» DIRECTIVE
Write the data below out exactly as it stands. Do not include the pictures.
***** DATA SHOWN
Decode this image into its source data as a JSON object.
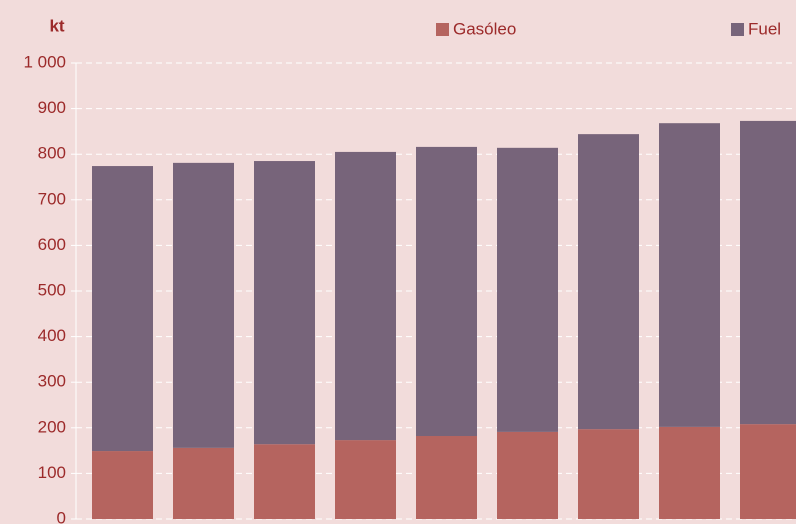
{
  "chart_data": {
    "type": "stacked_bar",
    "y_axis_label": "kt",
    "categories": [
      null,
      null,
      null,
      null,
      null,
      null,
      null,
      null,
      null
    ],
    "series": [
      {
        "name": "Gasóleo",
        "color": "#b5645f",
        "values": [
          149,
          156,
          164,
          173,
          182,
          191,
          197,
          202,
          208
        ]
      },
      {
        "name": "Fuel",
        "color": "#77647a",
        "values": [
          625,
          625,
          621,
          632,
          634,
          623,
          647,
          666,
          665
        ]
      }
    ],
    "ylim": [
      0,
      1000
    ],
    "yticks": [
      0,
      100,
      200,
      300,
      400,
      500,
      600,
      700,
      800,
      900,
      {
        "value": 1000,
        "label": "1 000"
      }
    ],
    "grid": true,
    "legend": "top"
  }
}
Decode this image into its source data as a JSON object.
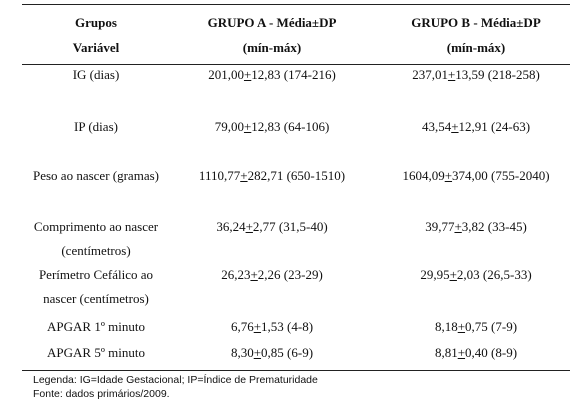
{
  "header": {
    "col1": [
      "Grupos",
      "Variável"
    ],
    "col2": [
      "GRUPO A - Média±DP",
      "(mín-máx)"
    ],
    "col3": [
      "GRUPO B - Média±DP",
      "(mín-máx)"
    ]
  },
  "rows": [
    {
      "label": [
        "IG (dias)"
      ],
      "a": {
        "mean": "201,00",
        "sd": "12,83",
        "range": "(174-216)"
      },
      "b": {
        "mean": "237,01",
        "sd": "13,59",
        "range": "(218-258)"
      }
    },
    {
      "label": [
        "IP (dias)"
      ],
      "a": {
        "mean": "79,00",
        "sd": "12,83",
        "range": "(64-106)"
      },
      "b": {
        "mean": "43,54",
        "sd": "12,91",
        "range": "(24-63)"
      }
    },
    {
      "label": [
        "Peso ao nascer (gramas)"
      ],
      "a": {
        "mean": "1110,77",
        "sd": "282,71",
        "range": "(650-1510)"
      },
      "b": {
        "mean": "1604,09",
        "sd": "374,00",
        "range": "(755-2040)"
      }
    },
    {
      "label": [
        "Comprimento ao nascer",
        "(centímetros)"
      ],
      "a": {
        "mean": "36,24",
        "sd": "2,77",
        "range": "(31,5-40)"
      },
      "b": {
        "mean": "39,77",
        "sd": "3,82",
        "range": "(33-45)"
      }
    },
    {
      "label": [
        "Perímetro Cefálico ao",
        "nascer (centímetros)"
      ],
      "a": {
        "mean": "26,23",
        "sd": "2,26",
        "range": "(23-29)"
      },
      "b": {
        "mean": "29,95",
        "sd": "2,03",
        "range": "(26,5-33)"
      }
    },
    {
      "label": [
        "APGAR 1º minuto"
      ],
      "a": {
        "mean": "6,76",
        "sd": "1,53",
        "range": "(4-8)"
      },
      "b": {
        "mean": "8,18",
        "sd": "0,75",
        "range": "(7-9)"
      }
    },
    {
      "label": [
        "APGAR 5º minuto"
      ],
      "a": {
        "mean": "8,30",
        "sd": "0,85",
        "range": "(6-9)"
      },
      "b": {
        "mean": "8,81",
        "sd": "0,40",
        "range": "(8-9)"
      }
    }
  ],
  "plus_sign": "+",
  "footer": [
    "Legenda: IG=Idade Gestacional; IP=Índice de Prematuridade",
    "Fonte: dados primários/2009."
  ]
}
**********
» WRITTEN SOLUTION
Decode this image into its source data as a JSON object.
{
  "chart_data": {
    "type": "stacked_bar",
    "y_axis_label": "kt",
    "categories": [
      null,
      null,
      null,
      null,
      null,
      null,
      null,
      null,
      null
    ],
    "series": [
      {
        "name": "Gasóleo",
        "color": "#b5645f",
        "values": [
          149,
          156,
          164,
          173,
          182,
          191,
          197,
          202,
          208
        ]
      },
      {
        "name": "Fuel",
        "color": "#77647a",
        "values": [
          625,
          625,
          621,
          632,
          634,
          623,
          647,
          666,
          665
        ]
      }
    ],
    "ylim": [
      0,
      1000
    ],
    "yticks": [
      0,
      100,
      200,
      300,
      400,
      500,
      600,
      700,
      800,
      900,
      {
        "value": 1000,
        "label": "1 000"
      }
    ],
    "grid": true,
    "legend": "top"
  }
}
Decode this image into its source data as a JSON object.
{
  "header": {
    "col1": [
      "Grupos",
      "Variável"
    ],
    "col2": [
      "GRUPO A - Média±DP",
      "(mín-máx)"
    ],
    "col3": [
      "GRUPO B - Média±DP",
      "(mín-máx)"
    ]
  },
  "rows": [
    {
      "label": [
        "IG (dias)"
      ],
      "a": {
        "mean": "201,00",
        "sd": "12,83",
        "range": "(174-216)"
      },
      "b": {
        "mean": "237,01",
        "sd": "13,59",
        "range": "(218-258)"
      }
    },
    {
      "label": [
        "IP (dias)"
      ],
      "a": {
        "mean": "79,00",
        "sd": "12,83",
        "range": "(64-106)"
      },
      "b": {
        "mean": "43,54",
        "sd": "12,91",
        "range": "(24-63)"
      }
    },
    {
      "label": [
        "Peso ao nascer (gramas)"
      ],
      "a": {
        "mean": "1110,77",
        "sd": "282,71",
        "range": "(650-1510)"
      },
      "b": {
        "mean": "1604,09",
        "sd": "374,00",
        "range": "(755-2040)"
      }
    },
    {
      "label": [
        "Comprimento ao nascer",
        "(centímetros)"
      ],
      "a": {
        "mean": "36,24",
        "sd": "2,77",
        "range": "(31,5-40)"
      },
      "b": {
        "mean": "39,77",
        "sd": "3,82",
        "range": "(33-45)"
      }
    },
    {
      "label": [
        "Perímetro Cefálico ao",
        "nascer (centímetros)"
      ],
      "a": {
        "mean": "26,23",
        "sd": "2,26",
        "range": "(23-29)"
      },
      "b": {
        "mean": "29,95",
        "sd": "2,03",
        "range": "(26,5-33)"
      }
    },
    {
      "label": [
        "APGAR 1º minuto"
      ],
      "a": {
        "mean": "6,76",
        "sd": "1,53",
        "range": "(4-8)"
      },
      "b": {
        "mean": "8,18",
        "sd": "0,75",
        "range": "(7-9)"
      }
    },
    {
      "label": [
        "APGAR 5º minuto"
      ],
      "a": {
        "mean": "8,30",
        "sd": "0,85",
        "range": "(6-9)"
      },
      "b": {
        "mean": "8,81",
        "sd": "0,40",
        "range": "(8-9)"
      }
    }
  ],
  "plus_sign": "+",
  "footer": [
    "Legenda: IG=Idade Gestacional; IP=Índice de Prematuridade",
    "Fonte: dados primários/2009."
  ]
}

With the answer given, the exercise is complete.